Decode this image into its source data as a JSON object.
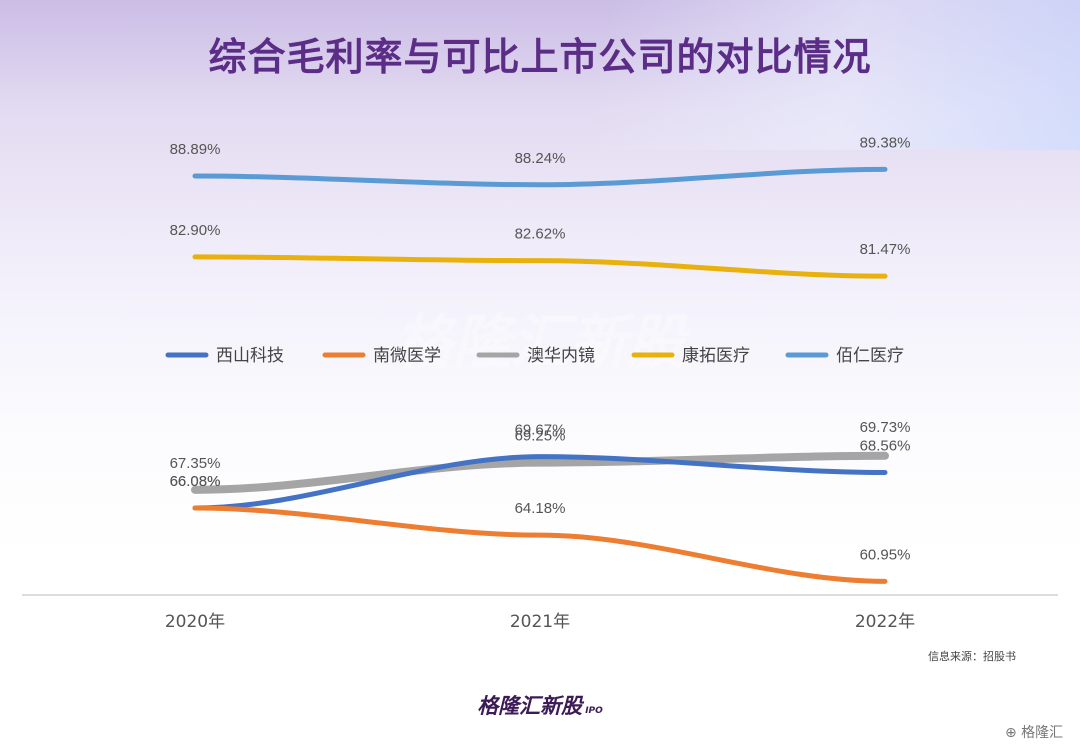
{
  "chart_data": {
    "type": "line",
    "title": "综合毛利率与可比上市公司的对比情况",
    "categories": [
      "2020年",
      "2021年",
      "2022年"
    ],
    "series": [
      {
        "name": "西山科技",
        "color": "#4472c4",
        "values": [
          66.08,
          69.67,
          68.56
        ],
        "labels": [
          "66.08%",
          "69.67%",
          "68.56%"
        ]
      },
      {
        "name": "南微医学",
        "color": "#ed7d31",
        "values": [
          66.08,
          64.18,
          60.95
        ],
        "labels": [
          "66.08%",
          "64.18%",
          "60.95%"
        ]
      },
      {
        "name": "澳华内镜",
        "color": "#a5a5a5",
        "values": [
          67.35,
          69.25,
          69.73
        ],
        "labels": [
          "67.35%",
          "69.25%",
          "69.73%"
        ]
      },
      {
        "name": "康拓医疗",
        "color": "#e8b10e",
        "values": [
          82.9,
          82.62,
          81.47
        ],
        "labels": [
          "82.90%",
          "82.62%",
          "81.47%"
        ]
      },
      {
        "name": "佰仁医疗",
        "color": "#5b9bd5",
        "values": [
          88.89,
          88.24,
          89.38
        ],
        "labels": [
          "88.89%",
          "88.24%",
          "89.38%"
        ]
      }
    ],
    "legend_position": "middle",
    "grid": false
  },
  "watermark": "格隆汇新股",
  "source_note": "信息来源：招股书",
  "footer_logo": "格隆汇新股",
  "footer_logo_sub": "IPO",
  "corner_mark": "⊕ 格隆汇"
}
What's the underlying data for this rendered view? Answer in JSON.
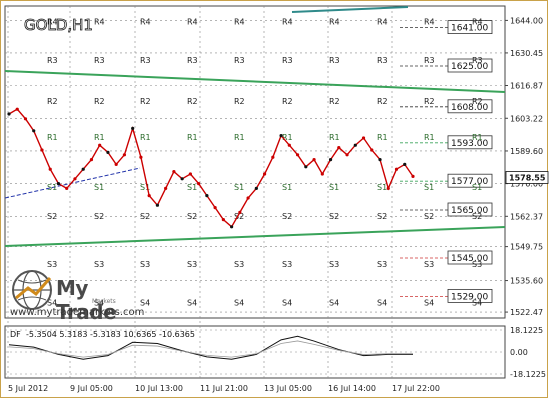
{
  "chart_data": {
    "type": "line",
    "title": "GOLD,H1",
    "current_price": "1578.55",
    "y_ticks": [
      "1644.00",
      "1630.45",
      "1616.87",
      "1603.22",
      "1589.60",
      "1576.00",
      "1562.37",
      "1549.75",
      "1535.60",
      "1522.47"
    ],
    "x_ticks": [
      "5 Jul 2012",
      "9 Jul 05:00",
      "10 Jul 13:00",
      "11 Jul 21:00",
      "13 Jul 05:00",
      "16 Jul 14:00",
      "17 Jul 22:00"
    ],
    "price_levels": [
      "1641.00",
      "1625.00",
      "1608.00",
      "1593.00",
      "1577.00",
      "1565.00",
      "1545.00",
      "1529.00"
    ],
    "level_labels": [
      "R4",
      "R3",
      "R2",
      "R1",
      "S1",
      "S2",
      "S3",
      "S4"
    ],
    "price_series": [
      {
        "x": 0,
        "y": 1605
      },
      {
        "x": 1,
        "y": 1607
      },
      {
        "x": 2,
        "y": 1603
      },
      {
        "x": 3,
        "y": 1598
      },
      {
        "x": 4,
        "y": 1590
      },
      {
        "x": 5,
        "y": 1582
      },
      {
        "x": 6,
        "y": 1576
      },
      {
        "x": 7,
        "y": 1574
      },
      {
        "x": 8,
        "y": 1578
      },
      {
        "x": 9,
        "y": 1582
      },
      {
        "x": 10,
        "y": 1586
      },
      {
        "x": 11,
        "y": 1592
      },
      {
        "x": 12,
        "y": 1589
      },
      {
        "x": 13,
        "y": 1584
      },
      {
        "x": 14,
        "y": 1588
      },
      {
        "x": 15,
        "y": 1599
      },
      {
        "x": 16,
        "y": 1587
      },
      {
        "x": 17,
        "y": 1571
      },
      {
        "x": 18,
        "y": 1567
      },
      {
        "x": 19,
        "y": 1574
      },
      {
        "x": 20,
        "y": 1581
      },
      {
        "x": 21,
        "y": 1578
      },
      {
        "x": 22,
        "y": 1580
      },
      {
        "x": 23,
        "y": 1576
      },
      {
        "x": 24,
        "y": 1571
      },
      {
        "x": 25,
        "y": 1566
      },
      {
        "x": 26,
        "y": 1561
      },
      {
        "x": 27,
        "y": 1558
      },
      {
        "x": 28,
        "y": 1564
      },
      {
        "x": 29,
        "y": 1570
      },
      {
        "x": 30,
        "y": 1574
      },
      {
        "x": 31,
        "y": 1580
      },
      {
        "x": 32,
        "y": 1587
      },
      {
        "x": 33,
        "y": 1596
      },
      {
        "x": 34,
        "y": 1592
      },
      {
        "x": 35,
        "y": 1588
      },
      {
        "x": 36,
        "y": 1583
      },
      {
        "x": 37,
        "y": 1586
      },
      {
        "x": 38,
        "y": 1580
      },
      {
        "x": 39,
        "y": 1586
      },
      {
        "x": 40,
        "y": 1591
      },
      {
        "x": 41,
        "y": 1588
      },
      {
        "x": 42,
        "y": 1592
      },
      {
        "x": 43,
        "y": 1595
      },
      {
        "x": 44,
        "y": 1590
      },
      {
        "x": 45,
        "y": 1586
      },
      {
        "x": 46,
        "y": 1574
      },
      {
        "x": 47,
        "y": 1582
      },
      {
        "x": 48,
        "y": 1584
      },
      {
        "x": 49,
        "y": 1579
      }
    ],
    "ylim": [
      1520,
      1650
    ],
    "indicator": {
      "label": "DF",
      "values_text": "-5.3504  5.3183  -5.3183  10.6365  -10.6365",
      "y_ticks": [
        "18.1225",
        "0.00",
        "-18.1225"
      ],
      "ylim": [
        -18.1225,
        18.1225
      ],
      "series": [
        {
          "x": 0,
          "y": 6
        },
        {
          "x": 3,
          "y": 4
        },
        {
          "x": 6,
          "y": -2
        },
        {
          "x": 9,
          "y": -6
        },
        {
          "x": 12,
          "y": -3
        },
        {
          "x": 15,
          "y": 8
        },
        {
          "x": 18,
          "y": 7
        },
        {
          "x": 21,
          "y": 1
        },
        {
          "x": 24,
          "y": -4
        },
        {
          "x": 27,
          "y": -6
        },
        {
          "x": 30,
          "y": -2
        },
        {
          "x": 33,
          "y": 10
        },
        {
          "x": 35,
          "y": 13
        },
        {
          "x": 37,
          "y": 9
        },
        {
          "x": 40,
          "y": 2
        },
        {
          "x": 43,
          "y": -3
        },
        {
          "x": 46,
          "y": -2
        },
        {
          "x": 49,
          "y": -2
        }
      ]
    }
  },
  "branding": {
    "logo_text": "My Trade",
    "logo_sub": "Markets",
    "site": "www.mytrademarkets.com"
  },
  "colors": {
    "price_line": "#cc0000",
    "trend_channel": "#3aa35a",
    "grid": "#888888",
    "level_box": "#333333"
  }
}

____________

**EXERCISE INSTRUCTIONS:** Each line that has the word "JSON" should be copied.

**THE RESPONSE:**
Decode this image into its source data as a JSON object.
What's the underlying data for this rendered view? Answer in JSON.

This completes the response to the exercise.